■ **WORK TO COMPLETE**:
Send back the records in full, character for character.
## BEGIN ENTRIES
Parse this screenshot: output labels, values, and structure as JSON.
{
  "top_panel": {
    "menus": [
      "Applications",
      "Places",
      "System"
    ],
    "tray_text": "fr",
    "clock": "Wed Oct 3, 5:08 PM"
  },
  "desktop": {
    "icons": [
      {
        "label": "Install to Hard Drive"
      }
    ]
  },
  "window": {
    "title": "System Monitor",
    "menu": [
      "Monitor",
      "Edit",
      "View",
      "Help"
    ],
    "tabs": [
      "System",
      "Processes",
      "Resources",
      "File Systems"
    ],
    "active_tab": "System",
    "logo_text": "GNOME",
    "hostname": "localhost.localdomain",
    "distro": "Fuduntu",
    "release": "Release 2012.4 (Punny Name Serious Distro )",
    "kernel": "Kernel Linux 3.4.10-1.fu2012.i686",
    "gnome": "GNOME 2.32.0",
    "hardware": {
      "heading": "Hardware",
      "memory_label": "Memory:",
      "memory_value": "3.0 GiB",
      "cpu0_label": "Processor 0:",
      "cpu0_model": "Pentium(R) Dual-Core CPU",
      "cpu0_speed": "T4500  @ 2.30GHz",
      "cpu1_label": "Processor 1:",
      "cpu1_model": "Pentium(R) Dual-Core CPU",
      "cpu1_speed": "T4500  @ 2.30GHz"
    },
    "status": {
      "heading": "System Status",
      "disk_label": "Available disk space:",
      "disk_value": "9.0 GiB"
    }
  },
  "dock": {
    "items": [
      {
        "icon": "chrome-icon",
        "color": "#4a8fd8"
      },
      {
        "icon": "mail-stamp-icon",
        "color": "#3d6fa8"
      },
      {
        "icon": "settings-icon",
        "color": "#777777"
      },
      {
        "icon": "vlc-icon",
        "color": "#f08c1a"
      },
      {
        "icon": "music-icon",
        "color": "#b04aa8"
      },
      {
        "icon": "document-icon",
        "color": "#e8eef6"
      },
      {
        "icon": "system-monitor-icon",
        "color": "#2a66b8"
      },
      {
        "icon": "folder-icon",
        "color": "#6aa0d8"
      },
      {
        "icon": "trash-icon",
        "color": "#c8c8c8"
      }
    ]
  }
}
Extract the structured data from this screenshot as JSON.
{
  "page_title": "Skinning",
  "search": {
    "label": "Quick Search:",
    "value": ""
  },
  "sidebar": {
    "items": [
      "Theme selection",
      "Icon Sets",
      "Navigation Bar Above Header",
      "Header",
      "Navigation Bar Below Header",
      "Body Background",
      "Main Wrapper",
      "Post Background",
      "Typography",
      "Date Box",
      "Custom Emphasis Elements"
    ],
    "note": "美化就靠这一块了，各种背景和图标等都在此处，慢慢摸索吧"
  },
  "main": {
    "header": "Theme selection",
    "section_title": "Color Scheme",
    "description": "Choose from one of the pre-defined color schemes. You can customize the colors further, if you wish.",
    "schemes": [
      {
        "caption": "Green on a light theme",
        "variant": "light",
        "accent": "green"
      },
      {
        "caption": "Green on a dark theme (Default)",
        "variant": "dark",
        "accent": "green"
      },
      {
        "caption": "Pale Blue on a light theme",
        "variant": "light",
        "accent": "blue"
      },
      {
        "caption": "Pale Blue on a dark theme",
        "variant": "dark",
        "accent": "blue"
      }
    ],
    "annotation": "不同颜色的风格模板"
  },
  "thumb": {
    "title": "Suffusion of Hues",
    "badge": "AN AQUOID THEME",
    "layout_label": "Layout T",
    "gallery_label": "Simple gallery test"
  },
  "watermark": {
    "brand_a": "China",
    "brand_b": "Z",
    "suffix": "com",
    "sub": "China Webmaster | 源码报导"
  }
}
## END ENTRIES
■ **REPLY**:
Parse this screenshot: output labels, values, and structure as JSON.
{
  "top_panel": {
    "menus": [
      "Applications",
      "Places",
      "System"
    ],
    "tray_text": "fr",
    "clock": "Wed Oct 3, 5:08 PM"
  },
  "desktop": {
    "icons": [
      {
        "label": "Install to Hard Drive"
      }
    ]
  },
  "window": {
    "title": "System Monitor",
    "menu": [
      "Monitor",
      "Edit",
      "View",
      "Help"
    ],
    "tabs": [
      "System",
      "Processes",
      "Resources",
      "File Systems"
    ],
    "active_tab": "System",
    "logo_text": "GNOME",
    "hostname": "localhost.localdomain",
    "distro": "Fuduntu",
    "release": "Release 2012.4 (Punny Name Serious Distro )",
    "kernel": "Kernel Linux 3.4.10-1.fu2012.i686",
    "gnome": "GNOME 2.32.0",
    "hardware": {
      "heading": "Hardware",
      "memory_label": "Memory:",
      "memory_value": "3.0 GiB",
      "cpu0_label": "Processor 0:",
      "cpu0_model": "Pentium(R) Dual-Core CPU",
      "cpu0_speed": "T4500  @ 2.30GHz",
      "cpu1_label": "Processor 1:",
      "cpu1_model": "Pentium(R) Dual-Core CPU",
      "cpu1_speed": "T4500  @ 2.30GHz"
    },
    "status": {
      "heading": "System Status",
      "disk_label": "Available disk space:",
      "disk_value": "9.0 GiB"
    }
  },
  "dock": {
    "items": [
      {
        "icon": "chrome-icon",
        "color": "#4a8fd8"
      },
      {
        "icon": "mail-stamp-icon",
        "color": "#3d6fa8"
      },
      {
        "icon": "settings-icon",
        "color": "#777777"
      },
      {
        "icon": "vlc-icon",
        "color": "#f08c1a"
      },
      {
        "icon": "music-icon",
        "color": "#b04aa8"
      },
      {
        "icon": "document-icon",
        "color": "#e8eef6"
      },
      {
        "icon": "system-monitor-icon",
        "color": "#2a66b8"
      },
      {
        "icon": "folder-icon",
        "color": "#6aa0d8"
      },
      {
        "icon": "trash-icon",
        "color": "#c8c8c8"
      }
    ]
  }
}
Extract the structured data from this screenshot as JSON.
{
  "page_title": "Skinning",
  "search": {
    "label": "Quick Search:",
    "value": ""
  },
  "sidebar": {
    "items": [
      "Theme selection",
      "Icon Sets",
      "Navigation Bar Above Header",
      "Header",
      "Navigation Bar Below Header",
      "Body Background",
      "Main Wrapper",
      "Post Background",
      "Typography",
      "Date Box",
      "Custom Emphasis Elements"
    ],
    "note": "美化就靠这一块了，各种背景和图标等都在此处，慢慢摸索吧"
  },
  "main": {
    "header": "Theme selection",
    "section_title": "Color Scheme",
    "description": "Choose from one of the pre-defined color schemes. You can customize the colors further, if you wish.",
    "schemes": [
      {
        "caption": "Green on a light theme",
        "variant": "light",
        "accent": "green"
      },
      {
        "caption": "Green on a dark theme (Default)",
        "variant": "dark",
        "accent": "green"
      },
      {
        "caption": "Pale Blue on a light theme",
        "variant": "light",
        "accent": "blue"
      },
      {
        "caption": "Pale Blue on a dark theme",
        "variant": "dark",
        "accent": "blue"
      }
    ],
    "annotation": "不同颜色的风格模板"
  },
  "thumb": {
    "title": "Suffusion of Hues",
    "badge": "AN AQUOID THEME",
    "layout_label": "Layout T",
    "gallery_label": "Simple gallery test"
  },
  "watermark": {
    "brand_a": "China",
    "brand_b": "Z",
    "suffix": "com",
    "sub": "China Webmaster | 源码报导"
  }
}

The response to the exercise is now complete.